(Saved entries)
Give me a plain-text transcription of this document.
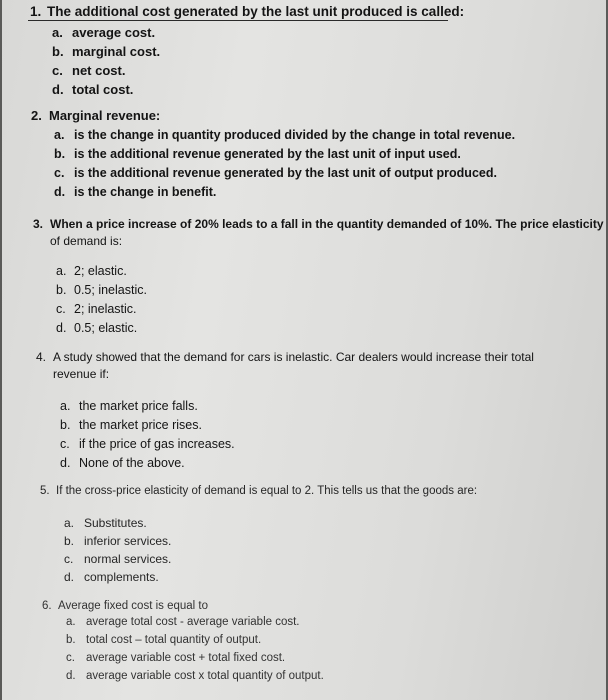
1. The additional cost generated by the last unit produced is called:
a. average cost.
b. marginal cost.
c. net cost.
d. total cost.
2. Marginal revenue:
a. is the change in quantity produced divided by the change in total revenue.
b. is the additional revenue generated by the last unit of input used.
c. is the additional revenue generated by the last unit of output produced.
d. is the change in benefit.
3. When a price increase of 20% leads to a fall in the quantity demanded of 10%. The price elasticity
of demand is:
a. 2; elastic.
b. 0.5; inelastic.
c. 2; inelastic.
d. 0.5; elastic.
4. A study showed that the demand for cars is inelastic. Car dealers would increase their total
revenue if:
a. the market price falls.
b. the market price rises.
c. if the price of gas increases.
d. None of the above.
5. If the cross-price elasticity of demand is equal to 2. This tells us that the goods are:
a. Substitutes.
b. inferior services.
c. normal services.
d. complements.
6. Average fixed cost is equal to
a. average total cost - average variable cost.
b. total cost – total quantity of output.
c. average variable cost + total fixed cost.
d. average variable cost x total quantity of output.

■ **YOUR OBJECTIVE**
Keep the pictures out of the copy and return the rest of the data above exactly.

■ **RESULT BELOW**
Give me a plain-text transcription of this document.
1. The additional cost generated by the last unit produced is called:
a. average cost.
b. marginal cost.
c. net cost.
d. total cost.
2. Marginal revenue:
a. is the change in quantity produced divided by the change in total revenue.
b. is the additional revenue generated by the last unit of input used.
c. is the additional revenue generated by the last unit of output produced.
d. is the change in benefit.
3. When a price increase of 20% leads to a fall in the quantity demanded of 10%. The price elasticity
of demand is:
a. 2; elastic.
b. 0.5; inelastic.
c. 2; inelastic.
d. 0.5; elastic.
4. A study showed that the demand for cars is inelastic. Car dealers would increase their total
revenue if:
a. the market price falls.
b. the market price rises.
c. if the price of gas increases.
d. None of the above.
5. If the cross-price elasticity of demand is equal to 2. This tells us that the goods are:
a. Substitutes.
b. inferior services.
c. normal services.
d. complements.
6. Average fixed cost is equal to
a. average total cost - average variable cost.
b. total cost – total quantity of output.
c. average variable cost + total fixed cost.
d. average variable cost x total quantity of output.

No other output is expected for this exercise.